TASK INSTRUCTIONS> Copy every line of the records below where the word "container" occurs.

GIVEN RECORDS>
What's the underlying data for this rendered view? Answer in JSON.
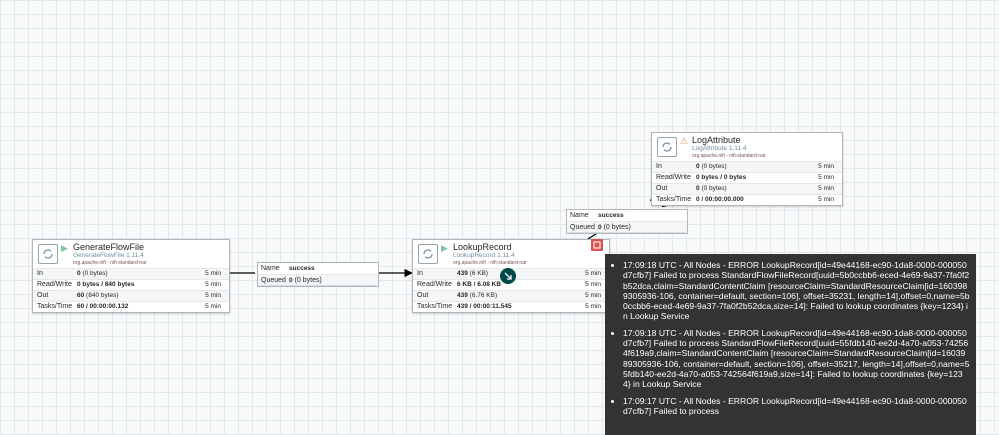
{
  "processors": {
    "generate": {
      "name": "GenerateFlowFile",
      "type": "GenerateFlowFile 1.11.4",
      "bundle": "org.apache.nifi - nifi-standard-nar",
      "status_icon": "play-icon",
      "rows": [
        {
          "label": "In",
          "value": "0",
          "sub": "(0 bytes)",
          "time": "5 min"
        },
        {
          "label": "Read/Write",
          "value": "0 bytes / 840 bytes",
          "sub": "",
          "time": "5 min"
        },
        {
          "label": "Out",
          "value": "60",
          "sub": "(840 bytes)",
          "time": "5 min"
        },
        {
          "label": "Tasks/Time",
          "value": "60 / 00:00:00.132",
          "sub": "",
          "time": "5 min"
        }
      ]
    },
    "lookup": {
      "name": "LookupRecord",
      "type": "LookupRecord 1.11.4",
      "bundle": "org.apache.nifi - nifi-standard-nar",
      "status_icon": "play-icon",
      "rows": [
        {
          "label": "In",
          "value": "439",
          "sub": "(6 KB)",
          "time": "5 min"
        },
        {
          "label": "Read/Write",
          "value": "6 KB / 6.08 KB",
          "sub": "",
          "time": "5 min"
        },
        {
          "label": "Out",
          "value": "439",
          "sub": "(6.76 KB)",
          "time": "5 min"
        },
        {
          "label": "Tasks/Time",
          "value": "439 / 00:00:11.545",
          "sub": "",
          "time": "5 min"
        }
      ]
    },
    "log": {
      "name": "LogAttribute",
      "type": "LogAttribute 1.11.4",
      "bundle": "org.apache.nifi - nifi-standard-nar",
      "status_icon": "warning-icon",
      "rows": [
        {
          "label": "In",
          "value": "0",
          "sub": "(0 bytes)",
          "time": "5 min"
        },
        {
          "label": "Read/Write",
          "value": "0 bytes / 0 bytes",
          "sub": "",
          "time": "5 min"
        },
        {
          "label": "Out",
          "value": "0",
          "sub": "(0 bytes)",
          "time": "5 min"
        },
        {
          "label": "Tasks/Time",
          "value": "0 / 00:00:00.000",
          "sub": "",
          "time": "5 min"
        }
      ]
    }
  },
  "connections": {
    "c1": {
      "name_label": "Name",
      "name_value": "success",
      "queued_label": "Queued",
      "queued_value": "0",
      "queued_sub": "(0 bytes)"
    },
    "c2": {
      "name_label": "Name",
      "name_value": "success",
      "queued_label": "Queued",
      "queued_value": "0",
      "queued_sub": "(0 bytes)"
    }
  },
  "bulletins": [
    "17:09:18 UTC - All Nodes - ERROR LookupRecord[id=49e44168-ec90-1da8-0000-000050d7cfb7] Failed to process StandardFlowFileRecord[uuid=5b0ccbb6-eced-4e69-9a37-7fa0f2b52dca,claim=StandardContentClaim [resourceClaim=StandardResourceClaim[id=1603989305936-106, container=default, section=106], offset=35231, length=14],offset=0,name=5b0ccbb6-eced-4e69-9a37-7fa0f2b52dca,size=14]: Failed to lookup coordinates {key=1234} in Lookup Service",
    "17:09:18 UTC - All Nodes - ERROR LookupRecord[id=49e44168-ec90-1da8-0000-000050d7cfb7] Failed to process StandardFlowFileRecord[uuid=55fdb140-ee2d-4a70-a053-742564f619a9,claim=StandardContentClaim [resourceClaim=StandardResourceClaim[id=1603989305936-106, container=default, section=106], offset=35217, length=14],offset=0,name=55fdb140-ee2d-4a70-a053-742564f619a9,size=14]: Failed to lookup coordinates {key=1234} in Lookup Service",
    "17:09:17 UTC - All Nodes - ERROR LookupRecord[id=49e44168-ec90-1da8-0000-000050d7cfb7] Failed to process"
  ],
  "colors": {
    "play": "#7dc7a0",
    "warning": "#cf9f5d",
    "bulletin": "#d9534f",
    "tooltip_bg": "#333333"
  }
}
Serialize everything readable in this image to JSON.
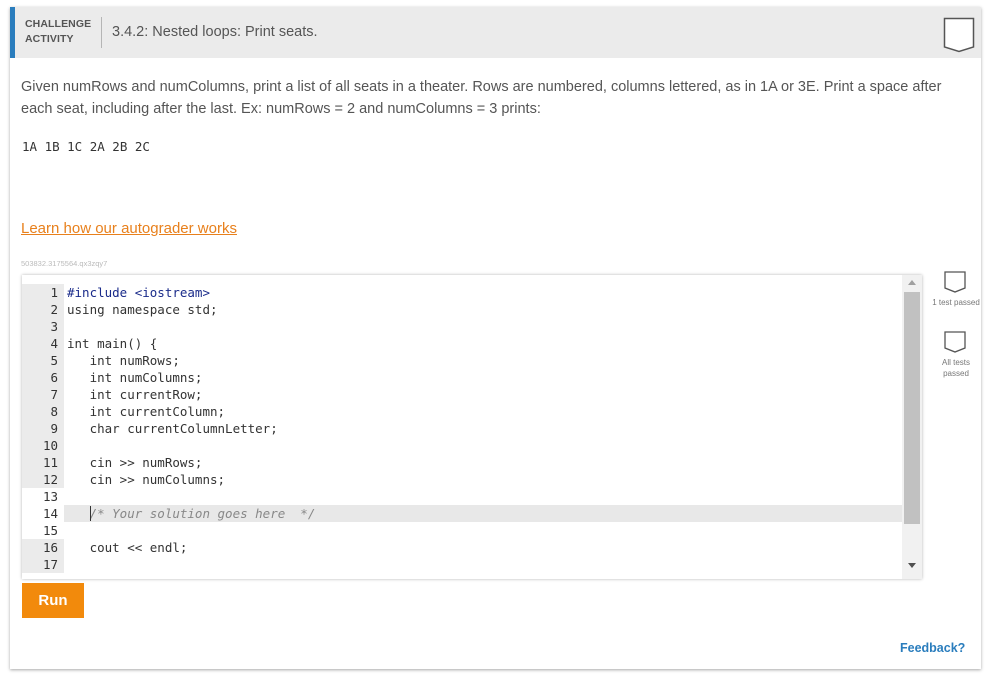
{
  "header": {
    "activity_type": "CHALLENGE ACTIVITY",
    "title": "3.4.2: Nested loops: Print seats.",
    "accent_color": "#2a7dbd"
  },
  "prompt": {
    "text": "Given numRows and numColumns, print a list of all seats in a theater. Rows are numbered, columns lettered, as in 1A or 3E. Print a space after each seat, including after the last. Ex: numRows = 2 and numColumns = 3 prints:",
    "example_output": "1A 1B 1C 2A 2B 2C",
    "learn_link": "Learn how our autograder works",
    "challenge_id": "503832.3175564.qx3zqy7"
  },
  "editor": {
    "lines": [
      {
        "num": "1",
        "text": "#include <iostream>"
      },
      {
        "num": "2",
        "text": "using namespace std;"
      },
      {
        "num": "3",
        "text": ""
      },
      {
        "num": "4",
        "text": "int main() {"
      },
      {
        "num": "5",
        "text": "   int numRows;"
      },
      {
        "num": "6",
        "text": "   int numColumns;"
      },
      {
        "num": "7",
        "text": "   int currentRow;"
      },
      {
        "num": "8",
        "text": "   int currentColumn;"
      },
      {
        "num": "9",
        "text": "   char currentColumnLetter;"
      },
      {
        "num": "10",
        "text": ""
      },
      {
        "num": "11",
        "text": "   cin >> numRows;"
      },
      {
        "num": "12",
        "text": "   cin >> numColumns;"
      },
      {
        "num": "13",
        "text": ""
      },
      {
        "num": "14",
        "text": "   /* Your solution goes here  */"
      },
      {
        "num": "15",
        "text": ""
      },
      {
        "num": "16",
        "text": "   cout << endl;"
      },
      {
        "num": "17",
        "text": ""
      }
    ]
  },
  "tests": {
    "one_test_label": "1 test passed",
    "all_tests_label": "All tests passed"
  },
  "actions": {
    "run_label": "Run",
    "feedback_label": "Feedback?"
  },
  "colors": {
    "run_button": "#f28a0c",
    "link": "#e8801c",
    "feedback": "#2a7dbd"
  }
}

WRITTEN RESPONSE>
    "17:09:18 UTC - All Nodes - ERROR LookupRecord[id=49e44168-ec90-1da8-0000-000050d7cfb7] Failed to process StandardFlowFileRecord[uuid=5b0ccbb6-eced-4e69-9a37-7fa0f2b52dca,claim=StandardContentClaim [resourceClaim=StandardResourceClaim[id=1603989305936-106, container=default, section=106], offset=35231, length=14],offset=0,name=5b0ccbb6-eced-4e69-9a37-7fa0f2b52dca,size=14]: Failed to lookup coordinates {key=1234} in Lookup Service",
    "17:09:18 UTC - All Nodes - ERROR LookupRecord[id=49e44168-ec90-1da8-0000-000050d7cfb7] Failed to process StandardFlowFileRecord[uuid=55fdb140-ee2d-4a70-a053-742564f619a9,claim=StandardContentClaim [resourceClaim=StandardResourceClaim[id=1603989305936-106, container=default, section=106], offset=35217, length=14],offset=0,name=55fdb140-ee2d-4a70-a053-742564f619a9,size=14]: Failed to lookup coordinates {key=1234} in Lookup Service",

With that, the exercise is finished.